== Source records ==
>>>>
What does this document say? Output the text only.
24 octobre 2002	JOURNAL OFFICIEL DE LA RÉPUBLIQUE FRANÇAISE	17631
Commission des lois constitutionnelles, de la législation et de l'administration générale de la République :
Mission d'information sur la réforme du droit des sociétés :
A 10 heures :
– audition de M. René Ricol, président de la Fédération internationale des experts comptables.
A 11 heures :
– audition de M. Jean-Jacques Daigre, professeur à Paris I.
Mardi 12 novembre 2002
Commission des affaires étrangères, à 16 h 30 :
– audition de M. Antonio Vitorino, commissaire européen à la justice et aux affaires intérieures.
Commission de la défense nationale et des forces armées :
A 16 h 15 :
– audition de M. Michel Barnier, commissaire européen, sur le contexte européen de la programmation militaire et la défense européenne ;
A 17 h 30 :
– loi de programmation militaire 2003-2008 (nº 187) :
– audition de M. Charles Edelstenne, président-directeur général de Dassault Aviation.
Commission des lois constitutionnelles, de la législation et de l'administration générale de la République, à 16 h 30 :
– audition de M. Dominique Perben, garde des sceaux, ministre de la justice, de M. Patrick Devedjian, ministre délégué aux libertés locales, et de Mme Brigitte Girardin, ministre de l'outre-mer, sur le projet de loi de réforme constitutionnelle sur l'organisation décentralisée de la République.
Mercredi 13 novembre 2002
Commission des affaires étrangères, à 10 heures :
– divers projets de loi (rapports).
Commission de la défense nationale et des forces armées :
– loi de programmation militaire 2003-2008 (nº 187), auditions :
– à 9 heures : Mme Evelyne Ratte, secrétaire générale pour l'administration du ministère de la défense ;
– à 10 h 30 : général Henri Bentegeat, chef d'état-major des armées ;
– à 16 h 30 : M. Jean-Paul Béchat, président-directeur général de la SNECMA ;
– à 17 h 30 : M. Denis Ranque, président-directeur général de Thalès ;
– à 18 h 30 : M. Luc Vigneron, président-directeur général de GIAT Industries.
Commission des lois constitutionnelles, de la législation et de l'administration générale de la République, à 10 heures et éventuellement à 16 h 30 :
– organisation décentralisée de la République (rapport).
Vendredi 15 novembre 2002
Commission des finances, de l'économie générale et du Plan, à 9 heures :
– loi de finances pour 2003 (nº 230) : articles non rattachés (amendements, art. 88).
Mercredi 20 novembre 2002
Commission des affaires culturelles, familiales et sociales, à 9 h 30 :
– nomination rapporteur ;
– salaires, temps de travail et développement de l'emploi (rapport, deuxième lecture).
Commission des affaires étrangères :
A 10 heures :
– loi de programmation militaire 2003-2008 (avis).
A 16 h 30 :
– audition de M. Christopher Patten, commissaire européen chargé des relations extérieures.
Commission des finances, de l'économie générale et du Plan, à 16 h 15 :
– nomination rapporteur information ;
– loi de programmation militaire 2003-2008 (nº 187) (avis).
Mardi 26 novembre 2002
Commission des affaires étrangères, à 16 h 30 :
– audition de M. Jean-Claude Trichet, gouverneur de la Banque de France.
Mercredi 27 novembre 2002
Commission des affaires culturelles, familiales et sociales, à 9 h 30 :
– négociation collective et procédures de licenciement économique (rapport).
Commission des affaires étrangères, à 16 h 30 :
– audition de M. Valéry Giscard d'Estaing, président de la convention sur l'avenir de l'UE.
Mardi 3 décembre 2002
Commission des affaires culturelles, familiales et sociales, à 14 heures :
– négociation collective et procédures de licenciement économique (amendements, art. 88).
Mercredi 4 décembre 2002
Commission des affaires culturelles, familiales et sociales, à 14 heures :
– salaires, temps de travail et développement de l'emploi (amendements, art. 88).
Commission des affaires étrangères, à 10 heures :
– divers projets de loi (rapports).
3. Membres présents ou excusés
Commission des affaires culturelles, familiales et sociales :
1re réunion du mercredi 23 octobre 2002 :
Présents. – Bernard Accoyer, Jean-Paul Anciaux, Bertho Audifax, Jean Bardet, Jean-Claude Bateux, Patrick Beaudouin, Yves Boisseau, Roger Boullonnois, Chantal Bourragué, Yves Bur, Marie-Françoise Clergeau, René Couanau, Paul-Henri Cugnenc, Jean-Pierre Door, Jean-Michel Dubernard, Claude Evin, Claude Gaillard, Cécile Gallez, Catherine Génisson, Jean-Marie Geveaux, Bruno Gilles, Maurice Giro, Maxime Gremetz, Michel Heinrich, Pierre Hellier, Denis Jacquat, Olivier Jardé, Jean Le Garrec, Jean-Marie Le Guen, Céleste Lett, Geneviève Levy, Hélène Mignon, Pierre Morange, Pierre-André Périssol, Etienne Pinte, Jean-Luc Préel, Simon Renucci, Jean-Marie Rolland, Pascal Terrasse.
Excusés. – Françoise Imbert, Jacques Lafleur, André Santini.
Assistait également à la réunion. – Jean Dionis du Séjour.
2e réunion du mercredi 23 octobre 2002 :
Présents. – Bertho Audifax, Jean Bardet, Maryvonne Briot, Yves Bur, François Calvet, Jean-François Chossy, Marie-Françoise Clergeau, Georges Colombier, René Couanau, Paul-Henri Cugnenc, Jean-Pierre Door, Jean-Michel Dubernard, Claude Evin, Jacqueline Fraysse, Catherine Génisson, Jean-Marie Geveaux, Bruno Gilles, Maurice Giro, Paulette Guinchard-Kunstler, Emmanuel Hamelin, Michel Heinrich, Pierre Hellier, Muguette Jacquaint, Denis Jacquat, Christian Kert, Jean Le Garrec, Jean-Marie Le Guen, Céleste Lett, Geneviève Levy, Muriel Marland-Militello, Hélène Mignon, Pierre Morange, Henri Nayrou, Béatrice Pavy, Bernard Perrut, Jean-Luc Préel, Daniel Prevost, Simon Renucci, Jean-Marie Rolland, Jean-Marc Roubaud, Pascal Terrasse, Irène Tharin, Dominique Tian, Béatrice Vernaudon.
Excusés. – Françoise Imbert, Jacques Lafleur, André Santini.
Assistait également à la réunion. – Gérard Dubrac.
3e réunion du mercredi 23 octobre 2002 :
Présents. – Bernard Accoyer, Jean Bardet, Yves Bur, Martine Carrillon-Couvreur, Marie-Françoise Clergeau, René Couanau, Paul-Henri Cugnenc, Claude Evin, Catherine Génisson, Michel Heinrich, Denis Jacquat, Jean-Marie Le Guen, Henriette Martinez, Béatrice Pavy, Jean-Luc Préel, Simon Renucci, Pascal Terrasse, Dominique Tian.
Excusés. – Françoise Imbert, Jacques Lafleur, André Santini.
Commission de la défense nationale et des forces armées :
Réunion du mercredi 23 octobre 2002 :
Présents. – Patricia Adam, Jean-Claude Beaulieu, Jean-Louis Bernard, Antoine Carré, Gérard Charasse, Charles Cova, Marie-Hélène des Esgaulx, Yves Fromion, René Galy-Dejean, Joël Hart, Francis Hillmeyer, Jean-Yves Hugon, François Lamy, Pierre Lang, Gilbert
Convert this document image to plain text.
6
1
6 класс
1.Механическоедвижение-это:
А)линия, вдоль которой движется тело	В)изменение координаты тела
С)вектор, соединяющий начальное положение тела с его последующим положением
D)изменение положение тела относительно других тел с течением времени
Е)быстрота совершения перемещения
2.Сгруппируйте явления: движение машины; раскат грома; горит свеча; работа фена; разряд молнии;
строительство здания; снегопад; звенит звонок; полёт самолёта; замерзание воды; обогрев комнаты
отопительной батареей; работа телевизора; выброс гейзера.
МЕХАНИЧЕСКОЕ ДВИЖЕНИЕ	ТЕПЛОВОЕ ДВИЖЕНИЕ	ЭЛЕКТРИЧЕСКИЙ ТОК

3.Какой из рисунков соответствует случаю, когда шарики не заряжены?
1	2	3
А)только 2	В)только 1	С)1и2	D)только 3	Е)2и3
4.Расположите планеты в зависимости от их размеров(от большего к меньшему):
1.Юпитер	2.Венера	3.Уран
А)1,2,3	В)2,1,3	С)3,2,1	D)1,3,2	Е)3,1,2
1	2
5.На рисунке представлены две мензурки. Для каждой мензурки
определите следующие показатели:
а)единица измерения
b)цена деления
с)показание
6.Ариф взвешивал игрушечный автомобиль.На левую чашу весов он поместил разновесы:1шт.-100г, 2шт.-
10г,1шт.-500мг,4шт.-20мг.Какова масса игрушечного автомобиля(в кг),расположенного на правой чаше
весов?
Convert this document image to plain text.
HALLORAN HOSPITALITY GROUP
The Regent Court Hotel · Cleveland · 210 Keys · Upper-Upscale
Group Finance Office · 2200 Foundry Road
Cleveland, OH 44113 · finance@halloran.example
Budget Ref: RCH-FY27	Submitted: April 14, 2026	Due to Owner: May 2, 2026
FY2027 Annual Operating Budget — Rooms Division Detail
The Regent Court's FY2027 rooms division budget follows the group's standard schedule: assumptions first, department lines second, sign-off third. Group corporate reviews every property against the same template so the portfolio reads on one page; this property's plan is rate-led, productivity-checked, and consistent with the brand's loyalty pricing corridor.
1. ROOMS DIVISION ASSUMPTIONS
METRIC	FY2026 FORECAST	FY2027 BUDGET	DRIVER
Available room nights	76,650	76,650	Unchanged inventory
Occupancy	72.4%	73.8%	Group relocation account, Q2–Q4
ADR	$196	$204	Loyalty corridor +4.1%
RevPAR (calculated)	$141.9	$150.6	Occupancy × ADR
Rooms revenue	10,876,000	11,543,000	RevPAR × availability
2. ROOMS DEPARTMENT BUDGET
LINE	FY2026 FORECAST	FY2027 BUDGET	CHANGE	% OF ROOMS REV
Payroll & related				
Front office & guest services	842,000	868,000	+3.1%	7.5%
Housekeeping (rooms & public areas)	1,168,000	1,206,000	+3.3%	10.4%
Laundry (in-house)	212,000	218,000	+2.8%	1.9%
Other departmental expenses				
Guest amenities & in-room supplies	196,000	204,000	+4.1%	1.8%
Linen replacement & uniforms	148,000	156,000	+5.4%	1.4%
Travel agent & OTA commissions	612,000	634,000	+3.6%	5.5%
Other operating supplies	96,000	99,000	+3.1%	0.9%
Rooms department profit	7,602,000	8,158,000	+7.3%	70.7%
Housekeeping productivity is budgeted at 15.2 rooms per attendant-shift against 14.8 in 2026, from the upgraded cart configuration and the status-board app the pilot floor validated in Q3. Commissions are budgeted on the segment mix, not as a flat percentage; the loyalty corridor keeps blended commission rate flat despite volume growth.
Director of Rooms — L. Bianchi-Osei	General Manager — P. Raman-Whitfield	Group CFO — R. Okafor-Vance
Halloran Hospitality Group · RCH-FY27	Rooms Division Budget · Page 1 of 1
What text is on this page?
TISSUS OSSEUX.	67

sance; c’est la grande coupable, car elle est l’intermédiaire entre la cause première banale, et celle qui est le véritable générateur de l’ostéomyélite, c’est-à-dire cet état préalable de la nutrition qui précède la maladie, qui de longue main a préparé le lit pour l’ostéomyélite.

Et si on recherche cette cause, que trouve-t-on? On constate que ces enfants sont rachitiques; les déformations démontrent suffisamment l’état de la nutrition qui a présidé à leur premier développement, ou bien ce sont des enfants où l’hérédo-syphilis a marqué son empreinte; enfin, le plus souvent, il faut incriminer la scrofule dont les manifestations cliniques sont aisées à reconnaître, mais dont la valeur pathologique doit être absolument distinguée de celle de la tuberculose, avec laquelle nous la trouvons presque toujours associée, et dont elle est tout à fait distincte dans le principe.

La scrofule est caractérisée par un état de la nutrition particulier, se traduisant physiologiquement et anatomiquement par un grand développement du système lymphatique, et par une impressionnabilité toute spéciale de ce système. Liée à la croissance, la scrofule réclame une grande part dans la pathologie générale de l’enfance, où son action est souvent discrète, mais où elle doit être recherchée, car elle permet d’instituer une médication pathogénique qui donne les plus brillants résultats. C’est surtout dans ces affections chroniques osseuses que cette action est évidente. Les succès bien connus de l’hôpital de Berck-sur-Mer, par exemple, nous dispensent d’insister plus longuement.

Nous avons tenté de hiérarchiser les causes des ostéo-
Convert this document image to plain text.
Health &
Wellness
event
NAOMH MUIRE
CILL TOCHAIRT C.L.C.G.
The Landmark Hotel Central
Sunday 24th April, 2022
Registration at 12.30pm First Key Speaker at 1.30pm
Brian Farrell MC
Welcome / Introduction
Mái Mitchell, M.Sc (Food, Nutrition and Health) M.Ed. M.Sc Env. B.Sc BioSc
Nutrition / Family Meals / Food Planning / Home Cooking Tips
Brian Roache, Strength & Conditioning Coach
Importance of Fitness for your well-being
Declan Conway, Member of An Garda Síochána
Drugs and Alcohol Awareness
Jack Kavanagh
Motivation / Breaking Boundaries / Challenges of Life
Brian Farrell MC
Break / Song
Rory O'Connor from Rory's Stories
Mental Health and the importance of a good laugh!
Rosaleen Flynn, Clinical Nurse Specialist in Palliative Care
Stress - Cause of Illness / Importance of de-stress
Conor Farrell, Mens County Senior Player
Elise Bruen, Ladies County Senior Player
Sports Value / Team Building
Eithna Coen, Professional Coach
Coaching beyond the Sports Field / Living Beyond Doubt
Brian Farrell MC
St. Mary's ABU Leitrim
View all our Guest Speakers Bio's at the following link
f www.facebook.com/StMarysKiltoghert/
<<<<
== Required task ==
Show the lines where the word "Mardi" appears in the entries.

== Answer below ==
Mardi 12 novembre 2002
Mardi 26 novembre 2002
Mardi 3 décembre 2002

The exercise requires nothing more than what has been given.